COMPARISON OF THE FISCAL YEARS ENDED JANUARY 31, 1997 AND 1996

Net sales in fiscal 1997 decreased 4.1%, compared to fiscal 1996, due primarily
to a decrease in sales of airbag filters from $4,175,000 to $3,639,000 resulting
from a continuance of customer supplied raw materials and price adjustments.
Sales of high performance filters increased in the current fiscal year to
$4,819,000 from $4,641,000, due primarily to continued concentration on
expanding the PMA program. The Company has obtained FAA approval for 40 part
numbers and there are 11 applications pending for parts qualification as of
January 31, 1997.  The year-to-year decrease in sales was also due to a minimum
marketing effort by management during the receivership period which ended August
22, 1996.

Gross profit as a percentage of net sales was 30.4% for fiscal 1997, compared to
32.5% in fiscal 1996. The reduction in gross profit was due to the increase in
material costs and price adjustments for airbag business.

- - -

Continue the comparison of fiscal 1997 and fiscal 1996 results above, picking up right after its last sentence.

MATERIAL PROVIDED:
- - -

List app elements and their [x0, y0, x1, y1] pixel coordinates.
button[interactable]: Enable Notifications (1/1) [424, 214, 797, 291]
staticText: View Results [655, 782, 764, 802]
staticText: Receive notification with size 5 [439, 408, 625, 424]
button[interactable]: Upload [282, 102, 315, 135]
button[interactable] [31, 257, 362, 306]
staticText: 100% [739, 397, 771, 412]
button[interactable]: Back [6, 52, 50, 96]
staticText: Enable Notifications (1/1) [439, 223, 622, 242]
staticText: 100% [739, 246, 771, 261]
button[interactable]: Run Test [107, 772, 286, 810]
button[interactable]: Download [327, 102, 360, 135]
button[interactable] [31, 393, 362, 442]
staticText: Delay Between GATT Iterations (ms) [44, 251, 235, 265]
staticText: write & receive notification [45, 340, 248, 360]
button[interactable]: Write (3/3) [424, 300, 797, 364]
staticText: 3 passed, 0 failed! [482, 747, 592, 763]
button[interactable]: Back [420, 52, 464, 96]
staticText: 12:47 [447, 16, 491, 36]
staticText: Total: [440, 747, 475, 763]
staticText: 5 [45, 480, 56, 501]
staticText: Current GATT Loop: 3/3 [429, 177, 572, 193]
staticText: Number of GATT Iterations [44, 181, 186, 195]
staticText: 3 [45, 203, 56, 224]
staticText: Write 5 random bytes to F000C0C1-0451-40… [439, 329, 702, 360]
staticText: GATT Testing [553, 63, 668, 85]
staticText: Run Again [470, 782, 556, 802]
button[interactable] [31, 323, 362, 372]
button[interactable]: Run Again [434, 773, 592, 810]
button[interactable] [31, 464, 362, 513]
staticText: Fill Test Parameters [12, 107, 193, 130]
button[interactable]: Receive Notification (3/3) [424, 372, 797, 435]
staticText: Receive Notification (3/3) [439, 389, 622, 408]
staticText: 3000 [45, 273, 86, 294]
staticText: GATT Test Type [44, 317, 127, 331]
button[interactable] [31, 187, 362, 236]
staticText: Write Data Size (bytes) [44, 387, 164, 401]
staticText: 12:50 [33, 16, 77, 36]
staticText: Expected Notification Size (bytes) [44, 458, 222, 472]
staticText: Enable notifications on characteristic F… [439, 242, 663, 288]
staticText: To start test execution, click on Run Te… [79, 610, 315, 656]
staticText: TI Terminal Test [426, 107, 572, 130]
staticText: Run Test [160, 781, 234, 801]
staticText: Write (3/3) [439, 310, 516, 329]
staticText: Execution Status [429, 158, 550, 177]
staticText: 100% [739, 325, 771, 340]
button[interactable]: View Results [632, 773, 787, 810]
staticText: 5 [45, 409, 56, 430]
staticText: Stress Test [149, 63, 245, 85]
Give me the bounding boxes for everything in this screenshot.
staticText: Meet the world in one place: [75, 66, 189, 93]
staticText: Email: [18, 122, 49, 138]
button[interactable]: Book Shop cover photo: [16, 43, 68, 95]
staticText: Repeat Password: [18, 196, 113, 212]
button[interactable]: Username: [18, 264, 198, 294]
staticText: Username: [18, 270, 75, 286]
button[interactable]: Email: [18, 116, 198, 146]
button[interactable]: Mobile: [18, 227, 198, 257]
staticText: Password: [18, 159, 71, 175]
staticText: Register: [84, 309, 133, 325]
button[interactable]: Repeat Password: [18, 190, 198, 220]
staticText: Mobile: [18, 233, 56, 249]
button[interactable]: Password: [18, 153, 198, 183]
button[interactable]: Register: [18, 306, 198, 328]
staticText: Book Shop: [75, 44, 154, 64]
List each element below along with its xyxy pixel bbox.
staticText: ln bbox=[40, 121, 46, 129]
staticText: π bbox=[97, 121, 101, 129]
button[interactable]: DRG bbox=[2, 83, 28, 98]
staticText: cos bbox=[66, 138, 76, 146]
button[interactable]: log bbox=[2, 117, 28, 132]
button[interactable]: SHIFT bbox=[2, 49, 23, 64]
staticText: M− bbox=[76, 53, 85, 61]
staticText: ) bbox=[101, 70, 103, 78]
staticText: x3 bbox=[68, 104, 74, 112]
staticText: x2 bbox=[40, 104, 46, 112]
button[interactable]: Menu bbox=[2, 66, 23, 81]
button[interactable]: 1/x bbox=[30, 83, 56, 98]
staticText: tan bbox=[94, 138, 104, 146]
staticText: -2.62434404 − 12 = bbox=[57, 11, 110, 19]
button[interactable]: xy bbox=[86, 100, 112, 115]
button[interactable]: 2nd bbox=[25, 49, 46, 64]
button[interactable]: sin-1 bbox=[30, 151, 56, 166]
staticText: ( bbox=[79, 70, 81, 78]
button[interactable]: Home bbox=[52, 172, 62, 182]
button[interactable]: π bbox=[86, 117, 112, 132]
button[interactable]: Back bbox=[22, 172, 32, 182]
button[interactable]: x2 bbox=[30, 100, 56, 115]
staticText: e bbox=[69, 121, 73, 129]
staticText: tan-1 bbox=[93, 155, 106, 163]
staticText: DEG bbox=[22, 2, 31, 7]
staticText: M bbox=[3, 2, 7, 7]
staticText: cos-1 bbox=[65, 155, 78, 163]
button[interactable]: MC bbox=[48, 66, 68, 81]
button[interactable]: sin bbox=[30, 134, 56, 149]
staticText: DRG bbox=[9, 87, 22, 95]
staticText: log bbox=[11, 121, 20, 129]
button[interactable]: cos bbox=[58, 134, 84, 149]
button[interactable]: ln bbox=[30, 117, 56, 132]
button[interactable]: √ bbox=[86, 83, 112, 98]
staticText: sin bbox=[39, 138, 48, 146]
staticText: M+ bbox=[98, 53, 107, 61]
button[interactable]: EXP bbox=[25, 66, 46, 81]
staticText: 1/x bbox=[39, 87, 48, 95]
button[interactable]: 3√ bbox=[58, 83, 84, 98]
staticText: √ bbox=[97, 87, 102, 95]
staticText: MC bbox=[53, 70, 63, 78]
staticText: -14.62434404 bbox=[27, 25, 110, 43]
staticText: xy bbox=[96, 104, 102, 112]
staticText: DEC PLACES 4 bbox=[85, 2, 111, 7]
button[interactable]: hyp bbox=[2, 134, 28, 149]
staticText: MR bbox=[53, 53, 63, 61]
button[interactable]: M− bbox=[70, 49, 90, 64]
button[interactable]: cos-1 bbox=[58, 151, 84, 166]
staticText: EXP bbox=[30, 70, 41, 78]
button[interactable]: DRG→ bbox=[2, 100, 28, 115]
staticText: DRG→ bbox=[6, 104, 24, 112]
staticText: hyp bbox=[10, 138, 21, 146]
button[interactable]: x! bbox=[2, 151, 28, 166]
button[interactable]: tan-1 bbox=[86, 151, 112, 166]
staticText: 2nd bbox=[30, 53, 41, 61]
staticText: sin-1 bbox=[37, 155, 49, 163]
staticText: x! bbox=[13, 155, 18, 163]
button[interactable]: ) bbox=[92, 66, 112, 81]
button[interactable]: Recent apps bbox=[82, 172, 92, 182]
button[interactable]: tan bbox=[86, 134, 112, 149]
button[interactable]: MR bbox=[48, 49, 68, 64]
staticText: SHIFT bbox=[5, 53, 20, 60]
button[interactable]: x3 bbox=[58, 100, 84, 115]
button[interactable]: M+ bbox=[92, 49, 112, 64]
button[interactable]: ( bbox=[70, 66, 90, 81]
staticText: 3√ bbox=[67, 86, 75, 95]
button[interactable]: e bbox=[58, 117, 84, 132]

- - -

WRITTEN RESPONSE:
For the fiscal year ended 1997 and 1996, selling, general and administrative
expenses were $1,446,000 and $1,443,000, respectively, due to continued cost
control of overhead despite payroll adjustment for annual salaries for employees
and year end bonuses for key personnel.

Interest expense decreased by $207,000 in fiscal 1997, due to elimination of
bank debt in the middle of fiscal 1997.

Non recurring expenses of $394,000 and $253,000 in fiscal 1997 and 1996,
respectively, was a direct result of the Receivership which was terminated on
August 22, 1996.

A provision for income taxes of $5,600 for minimum franchise taxes to the State
of California was recorded. No additional provision is necessary due to the
Company's federal net operating loss carryforwards of approximately $2,728,000
for Federal Income Tax purposes and $1,852,000 for California State Income Tax
purposes at January 31, 1997.  Such operating loss carryforwards expire from
2008 to 2011.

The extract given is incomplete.